Written problem
Omit images. Retype all entries verbatim.

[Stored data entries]
-=-=-
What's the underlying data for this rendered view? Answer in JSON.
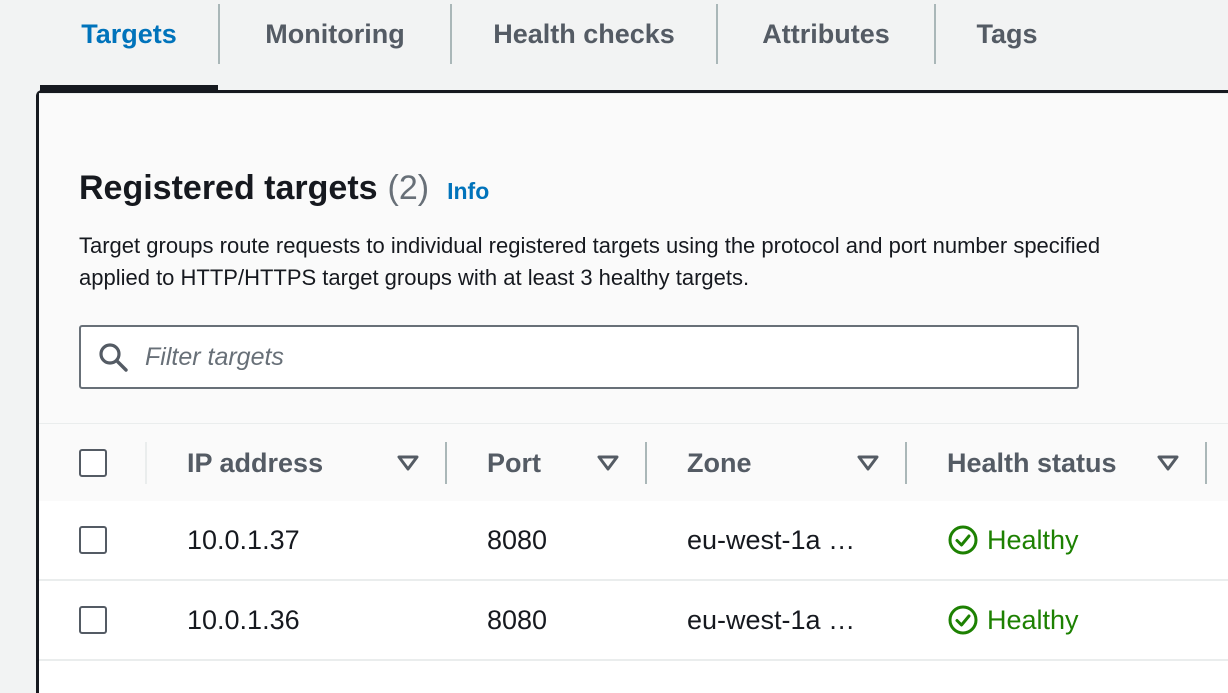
{
  "tabs": [
    {
      "label": "Targets",
      "active": true
    },
    {
      "label": "Monitoring",
      "active": false
    },
    {
      "label": "Health checks",
      "active": false
    },
    {
      "label": "Attributes",
      "active": false
    },
    {
      "label": "Tags",
      "active": false
    }
  ],
  "panel": {
    "title": "Registered targets",
    "count": "(2)",
    "info_link": "Info",
    "description_line1": "Target groups route requests to individual registered targets using the protocol and port number specified",
    "description_line2": "applied to HTTP/HTTPS target groups with at least 3 healthy targets.",
    "search_placeholder": "Filter targets"
  },
  "table": {
    "columns": [
      "IP address",
      "Port",
      "Zone",
      "Health status"
    ],
    "rows": [
      {
        "ip": "10.0.1.37",
        "port": "8080",
        "zone": "eu-west-1a …",
        "health": "Healthy"
      },
      {
        "ip": "10.0.1.36",
        "port": "8080",
        "zone": "eu-west-1a …",
        "health": "Healthy"
      }
    ]
  },
  "colors": {
    "accent": "#0073bb",
    "healthy": "#1d8102",
    "text": "#16191f",
    "muted": "#545b64"
  }
}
-=-=-
Full output
What's the underlying data for this rendered view? Answer in JSON.
{
  "tabs": [
    {
      "label": "Targets",
      "active": true
    },
    {
      "label": "Monitoring",
      "active": false
    },
    {
      "label": "Health checks",
      "active": false
    },
    {
      "label": "Attributes",
      "active": false
    },
    {
      "label": "Tags",
      "active": false
    }
  ],
  "panel": {
    "title": "Registered targets",
    "count": "(2)",
    "info_link": "Info",
    "description_line1": "Target groups route requests to individual registered targets using the protocol and port number specified",
    "description_line2": "applied to HTTP/HTTPS target groups with at least 3 healthy targets.",
    "search_placeholder": "Filter targets"
  },
  "table": {
    "columns": [
      "IP address",
      "Port",
      "Zone",
      "Health status"
    ],
    "rows": [
      {
        "ip": "10.0.1.37",
        "port": "8080",
        "zone": "eu-west-1a …",
        "health": "Healthy"
      },
      {
        "ip": "10.0.1.36",
        "port": "8080",
        "zone": "eu-west-1a …",
        "health": "Healthy"
      }
    ]
  },
  "colors": {
    "accent": "#0073bb",
    "healthy": "#1d8102",
    "text": "#16191f",
    "muted": "#545b64"
  }
}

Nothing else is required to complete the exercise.